==== Information provided

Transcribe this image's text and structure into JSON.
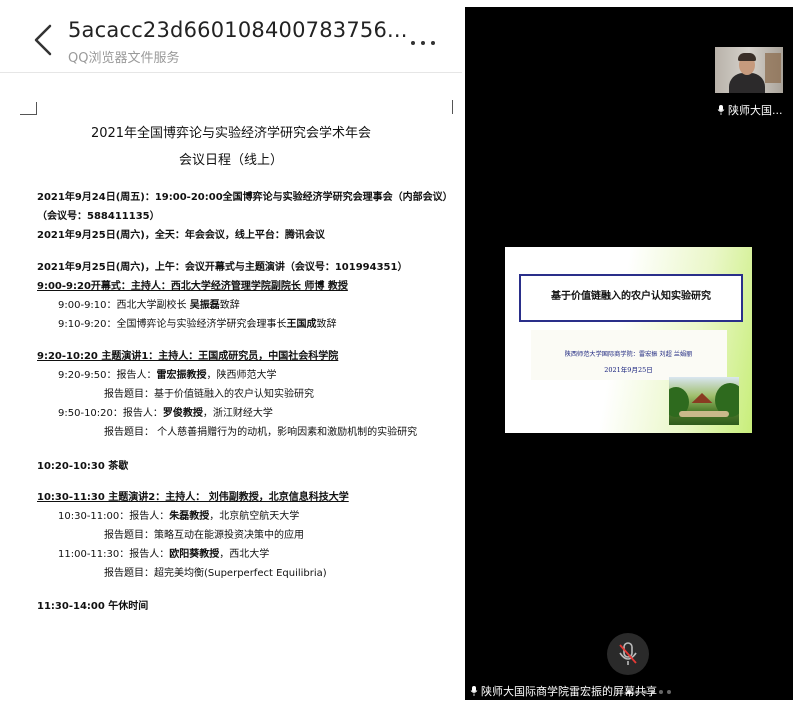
{
  "viewer": {
    "title": "5acacc23d660108400783756...",
    "subtitle": "QQ浏览器文件服务",
    "back_icon": "chevron-left-icon",
    "more_icon": "more-horizontal-icon"
  },
  "doc": {
    "heading1": "2021年全国博弈论与实验经济学研究会学术年会",
    "heading2": "会议日程（线上）",
    "l1": "2021年9月24日(周五)：19:00-20:00全国博弈论与实验经济学研究会理事会（内部会议）",
    "l2": "（会议号：588411135）",
    "l3": "2021年9月25日(周六)，全天：年会会议，线上平台：腾讯会议",
    "l4": "2021年9月25日(周六)，上午：会议开幕式与主题演讲（会议号：101994351）",
    "l5": "9:00-9:20开幕式：主持人：西北大学经济管理学院副院长  师博  教授",
    "l6a": "9:00-9:10：西北大学副校长 ",
    "l6b": "吴振磊",
    "l6c": "致辞",
    "l7a": "9:10-9:20：全国博弈论与实验经济学研究会理事长",
    "l7b": "王国成",
    "l7c": "致辞",
    "l8": "9:20-10:20  主题演讲1：主持人：王国成研究员，中国社会科学院",
    "l9a": "9:20-9:50：报告人：",
    "l9b": "雷宏振教授",
    "l9c": "，陕西师范大学",
    "l10": "报告题目：基于价值链融入的农户认知实验研究",
    "l11a": "9:50-10:20：报告人：",
    "l11b": "罗俊教授",
    "l11c": "，浙江财经大学",
    "l12": "报告题目：  个人慈善捐赠行为的动机，影响因素和激励机制的实验研究",
    "l13": "10:20-10:30  茶歇",
    "l14": "10:30-11:30  主题演讲2：主持人：  刘伟副教授，北京信息科技大学",
    "l15a": "10:30-11:00：报告人：",
    "l15b": "朱磊教授",
    "l15c": "，北京航空航天大学",
    "l16": "报告题目：策略互动在能源投资决策中的应用",
    "l17a": "11:00-11:30：报告人：",
    "l17b": "欧阳葵教授",
    "l17c": "，西北大学",
    "l18": "报告题目：超完美均衡(Superperfect Equilibria)",
    "l19": "11:30-14:00  午休时间"
  },
  "meeting": {
    "speaker_small": "陕师大国...",
    "slide_title": "基于价值链融入的农户认知实验研究",
    "slide_authors": "陕西师范大学国际商学院：雷宏振  刘超  兰娟丽",
    "slide_date": "2021年9月25日",
    "share_label": "陕师大国际商学院雷宏振的屏幕共享",
    "mic_icon": "microphone-muted-icon"
  }
}
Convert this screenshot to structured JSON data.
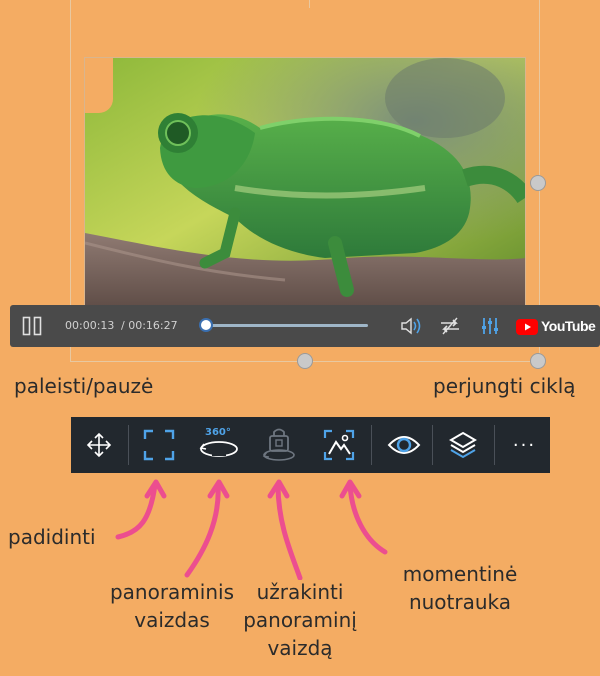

========

_Task description_:
Count each line with "this" in it and report that figure by itself.

_Task solution_:
2